▶ [GOAL]:
Output every entry exactly as given.

▶ [MATERIAL]:
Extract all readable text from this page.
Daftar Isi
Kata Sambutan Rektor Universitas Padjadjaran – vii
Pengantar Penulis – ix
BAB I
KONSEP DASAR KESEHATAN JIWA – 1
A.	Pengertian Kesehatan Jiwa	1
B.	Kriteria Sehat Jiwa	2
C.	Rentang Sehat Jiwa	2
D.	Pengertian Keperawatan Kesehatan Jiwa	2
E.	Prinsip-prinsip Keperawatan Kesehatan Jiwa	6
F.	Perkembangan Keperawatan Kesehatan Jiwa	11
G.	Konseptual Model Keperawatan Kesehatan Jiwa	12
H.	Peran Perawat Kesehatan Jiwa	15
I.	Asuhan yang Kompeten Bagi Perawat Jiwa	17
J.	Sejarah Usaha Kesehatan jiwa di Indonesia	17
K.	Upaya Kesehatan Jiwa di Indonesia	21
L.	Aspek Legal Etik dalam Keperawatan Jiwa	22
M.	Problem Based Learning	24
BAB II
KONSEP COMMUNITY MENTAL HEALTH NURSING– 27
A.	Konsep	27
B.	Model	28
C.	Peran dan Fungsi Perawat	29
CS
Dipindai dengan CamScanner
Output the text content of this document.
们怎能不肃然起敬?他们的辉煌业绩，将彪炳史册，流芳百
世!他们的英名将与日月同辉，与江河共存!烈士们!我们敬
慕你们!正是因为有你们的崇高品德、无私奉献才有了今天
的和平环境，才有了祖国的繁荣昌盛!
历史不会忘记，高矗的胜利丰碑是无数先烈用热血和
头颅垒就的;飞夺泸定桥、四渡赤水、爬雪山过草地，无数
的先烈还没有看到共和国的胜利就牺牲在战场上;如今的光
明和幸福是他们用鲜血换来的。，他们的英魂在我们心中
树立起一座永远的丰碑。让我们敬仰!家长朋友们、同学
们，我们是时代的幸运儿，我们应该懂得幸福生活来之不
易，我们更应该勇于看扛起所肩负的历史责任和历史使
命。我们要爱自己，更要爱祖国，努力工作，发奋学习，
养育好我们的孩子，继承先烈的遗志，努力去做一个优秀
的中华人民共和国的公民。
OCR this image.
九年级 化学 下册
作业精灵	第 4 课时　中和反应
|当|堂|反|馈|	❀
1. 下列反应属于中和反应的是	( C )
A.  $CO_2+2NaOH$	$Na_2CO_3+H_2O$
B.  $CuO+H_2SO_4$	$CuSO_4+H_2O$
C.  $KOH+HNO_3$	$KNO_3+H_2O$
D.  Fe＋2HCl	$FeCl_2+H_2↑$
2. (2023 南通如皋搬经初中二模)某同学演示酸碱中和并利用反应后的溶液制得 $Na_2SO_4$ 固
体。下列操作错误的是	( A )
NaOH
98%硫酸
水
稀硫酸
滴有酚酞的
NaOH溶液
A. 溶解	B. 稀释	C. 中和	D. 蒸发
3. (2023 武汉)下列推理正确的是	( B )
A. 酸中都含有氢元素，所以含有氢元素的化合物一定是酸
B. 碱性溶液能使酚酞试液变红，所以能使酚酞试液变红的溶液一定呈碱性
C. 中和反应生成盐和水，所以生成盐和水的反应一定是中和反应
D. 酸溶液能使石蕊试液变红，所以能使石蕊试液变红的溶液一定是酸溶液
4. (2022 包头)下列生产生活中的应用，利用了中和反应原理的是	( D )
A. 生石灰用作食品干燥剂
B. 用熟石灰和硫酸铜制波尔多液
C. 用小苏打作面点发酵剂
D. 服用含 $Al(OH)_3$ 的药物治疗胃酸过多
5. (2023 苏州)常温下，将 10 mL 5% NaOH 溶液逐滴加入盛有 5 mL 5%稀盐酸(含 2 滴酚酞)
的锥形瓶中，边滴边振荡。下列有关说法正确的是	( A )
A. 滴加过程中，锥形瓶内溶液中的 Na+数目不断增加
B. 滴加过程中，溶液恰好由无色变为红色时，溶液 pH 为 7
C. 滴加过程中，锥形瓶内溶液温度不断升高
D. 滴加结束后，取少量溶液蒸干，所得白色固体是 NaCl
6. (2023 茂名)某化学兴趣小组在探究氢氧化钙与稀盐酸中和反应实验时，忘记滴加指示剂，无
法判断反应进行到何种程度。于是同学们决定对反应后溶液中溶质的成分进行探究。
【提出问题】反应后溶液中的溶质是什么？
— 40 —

▶ [PROBLEM SOLUTION]:
Extract all readable text from this page.
Daftar Isi
Kata Sambutan Rektor Universitas Padjadjaran – vii
Pengantar Penulis – ix
BAB I
KONSEP DASAR KESEHATAN JIWA – 1
A.	Pengertian Kesehatan Jiwa	1
B.	Kriteria Sehat Jiwa	2
C.	Rentang Sehat Jiwa	2
D.	Pengertian Keperawatan Kesehatan Jiwa	2
E.	Prinsip-prinsip Keperawatan Kesehatan Jiwa	6
F.	Perkembangan Keperawatan Kesehatan Jiwa	11
G.	Konseptual Model Keperawatan Kesehatan Jiwa	12
H.	Peran Perawat Kesehatan Jiwa	15
I.	Asuhan yang Kompeten Bagi Perawat Jiwa	17
J.	Sejarah Usaha Kesehatan jiwa di Indonesia	17
K.	Upaya Kesehatan Jiwa di Indonesia	21
L.	Aspek Legal Etik dalam Keperawatan Jiwa	22
M.	Problem Based Learning	24
BAB II
KONSEP COMMUNITY MENTAL HEALTH NURSING– 27
A.	Konsep	27
B.	Model	28
C.	Peran dan Fungsi Perawat	29
CS
Dipindai dengan CamScanner
Output the text content of this document.
们怎能不肃然起敬?他们的辉煌业绩，将彪炳史册，流芳百
世!他们的英名将与日月同辉，与江河共存!烈士们!我们敬
慕你们!正是因为有你们的崇高品德、无私奉献才有了今天
的和平环境，才有了祖国的繁荣昌盛!
历史不会忘记，高矗的胜利丰碑是无数先烈用热血和
头颅垒就的;飞夺泸定桥、四渡赤水、爬雪山过草地，无数
的先烈还没有看到共和国的胜利就牺牲在战场上;如今的光
明和幸福是他们用鲜血换来的。，他们的英魂在我们心中
树立起一座永远的丰碑。让我们敬仰!家长朋友们、同学
们，我们是时代的幸运儿，我们应该懂得幸福生活来之不
易，我们更应该勇于看扛起所肩负的历史责任和历史使
命。我们要爱自己，更要爱祖国，努力工作，发奋学习，
养育好我们的孩子，继承先烈的遗志，努力去做一个优秀
的中华人民共和国的公民。
OCR this image.
九年级 化学 下册
作业精灵	第 4 课时　中和反应
|当|堂|反|馈|	❀
1. 下列反应属于中和反应的是	( C )
A.  $CO_2+2NaOH$	$Na_2CO_3+H_2O$
B.  $CuO+H_2SO_4$	$CuSO_4+H_2O$
C.  $KOH+HNO_3$	$KNO_3+H_2O$
D.  Fe＋2HCl	$FeCl_2+H_2↑$
2. (2023 南通如皋搬经初中二模)某同学演示酸碱中和并利用反应后的溶液制得 $Na_2SO_4$ 固
体。下列操作错误的是	( A )
NaOH
98%硫酸
水
稀硫酸
滴有酚酞的
NaOH溶液
A. 溶解	B. 稀释	C. 中和	D. 蒸发
3. (2023 武汉)下列推理正确的是	( B )
A. 酸中都含有氢元素，所以含有氢元素的化合物一定是酸
B. 碱性溶液能使酚酞试液变红，所以能使酚酞试液变红的溶液一定呈碱性
C. 中和反应生成盐和水，所以生成盐和水的反应一定是中和反应
D. 酸溶液能使石蕊试液变红，所以能使石蕊试液变红的溶液一定是酸溶液
4. (2022 包头)下列生产生活中的应用，利用了中和反应原理的是	( D )
A. 生石灰用作食品干燥剂
B. 用熟石灰和硫酸铜制波尔多液
C. 用小苏打作面点发酵剂
D. 服用含 $Al(OH)_3$ 的药物治疗胃酸过多
5. (2023 苏州)常温下，将 10 mL 5% NaOH 溶液逐滴加入盛有 5 mL 5%稀盐酸(含 2 滴酚酞)
的锥形瓶中，边滴边振荡。下列有关说法正确的是	( A )
A. 滴加过程中，锥形瓶内溶液中的 Na+数目不断增加
B. 滴加过程中，溶液恰好由无色变为红色时，溶液 pH 为 7
C. 滴加过程中，锥形瓶内溶液温度不断升高
D. 滴加结束后，取少量溶液蒸干，所得白色固体是 NaCl
6. (2023 茂名)某化学兴趣小组在探究氢氧化钙与稀盐酸中和反应实验时，忘记滴加指示剂，无
法判断反应进行到何种程度。于是同学们决定对反应后溶液中溶质的成分进行探究。
【提出问题】反应后溶液中的溶质是什么？
— 40 —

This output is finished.